▶ Task prompt:
Locate the string "brothers" throughout the material and copy every line in which it occurs.

--- Start The data ---

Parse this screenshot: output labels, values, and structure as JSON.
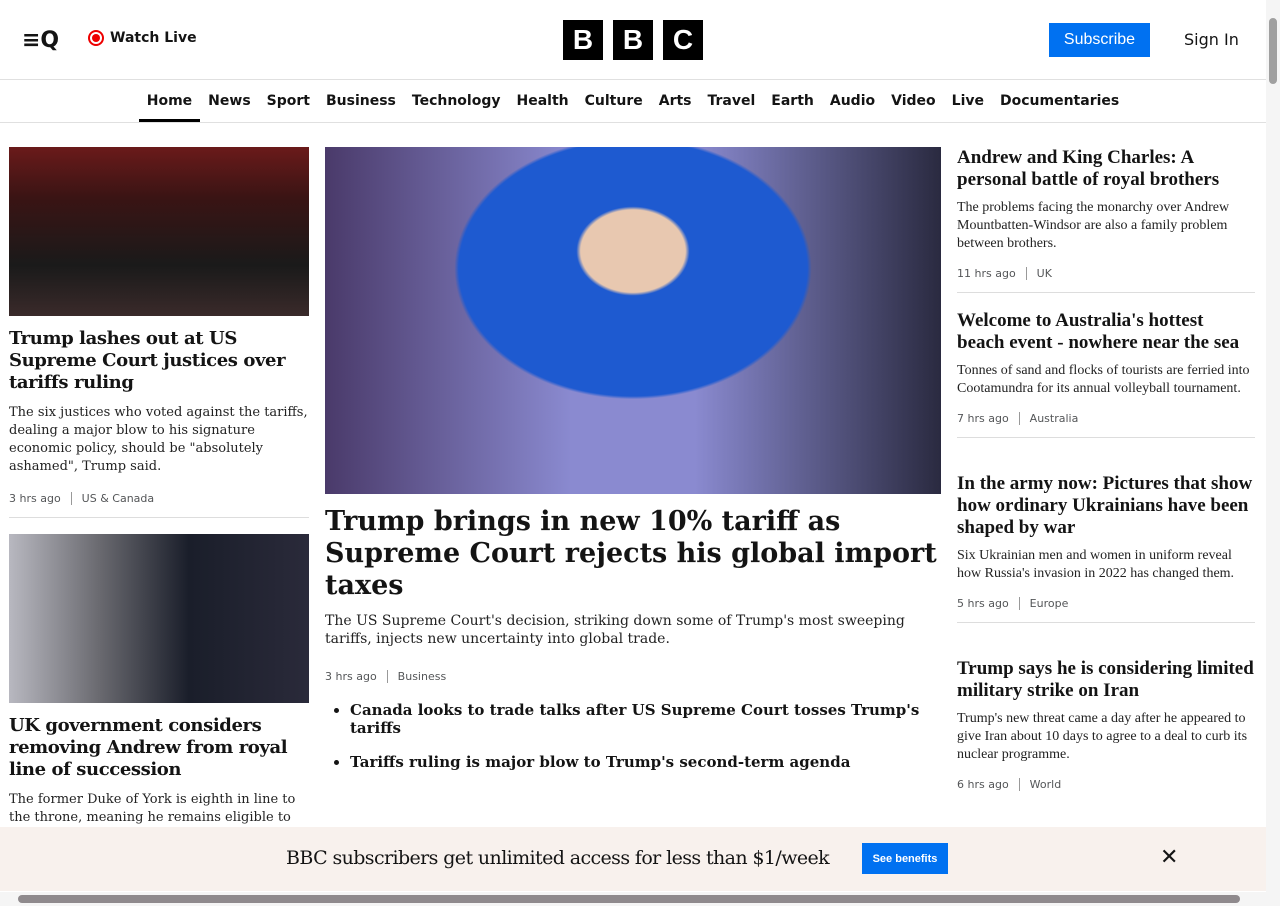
{
  "header": {
    "watch_live": "Watch Live",
    "logo": [
      "B",
      "B",
      "C"
    ],
    "subscribe": "Subscribe",
    "sign_in": "Sign In"
  },
  "nav": [
    "Home",
    "News",
    "Sport",
    "Business",
    "Technology",
    "Health",
    "Culture",
    "Arts",
    "Travel",
    "Earth",
    "Audio",
    "Video",
    "Live",
    "Documentaries"
  ],
  "left": [
    {
      "title": "Trump lashes out at US Supreme Court justices over tariffs ruling",
      "summary": "The six justices who voted against the tariffs, dealing a major blow to his signature economic policy, should be \"absolutely ashamed\", Trump said.",
      "time": "3 hrs ago",
      "section": "US & Canada"
    },
    {
      "title": "UK government considers removing Andrew from royal line of succession",
      "summary": "The former Duke of York is eighth in line to the throne, meaning he remains eligible to be King."
    }
  ],
  "main": {
    "title": "Trump brings in new 10% tariff as Supreme Court rejects his global import taxes",
    "summary": "The US Supreme Court's decision, striking down some of Trump's most sweeping tariffs, injects new uncertainty into global trade.",
    "time": "3 hrs ago",
    "section": "Business",
    "related": [
      "Canada looks to trade talks after US Supreme Court tosses Trump's tariffs",
      "Tariffs ruling is major blow to Trump's second-term agenda"
    ]
  },
  "right": [
    {
      "title": "Andrew and King Charles: A personal battle of royal brothers",
      "summary": "The problems facing the monarchy over Andrew Mountbatten-Windsor are also a family problem between brothers.",
      "time": "11 hrs ago",
      "section": "UK"
    },
    {
      "title": "Welcome to Australia's hottest beach event - nowhere near the sea",
      "summary": "Tonnes of sand and flocks of tourists are ferried into Cootamundra for its annual volleyball tournament.",
      "time": "7 hrs ago",
      "section": "Australia"
    },
    {
      "title": "In the army now: Pictures that show how ordinary Ukrainians have been shaped by war",
      "summary": "Six Ukrainian men and women in uniform reveal how Russia's invasion in 2022 has changed them.",
      "time": "5 hrs ago",
      "section": "Europe"
    },
    {
      "title": "Trump says he is considering limited military strike on Iran",
      "summary": "Trump's new threat came a day after he appeared to give Iran about 10 days to agree to a deal to curb its nuclear programme.",
      "time": "6 hrs ago",
      "section": "World"
    }
  ],
  "banner": {
    "text": "BBC subscribers get unlimited access for less than $1/week",
    "button": "See benefits"
  }
}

--- End The data ---

▶ The result:
      "title": "Andrew and King Charles: A personal battle of royal brothers",
      "summary": "The problems facing the monarchy over Andrew Mountbatten-Windsor are also a family problem between brothers.",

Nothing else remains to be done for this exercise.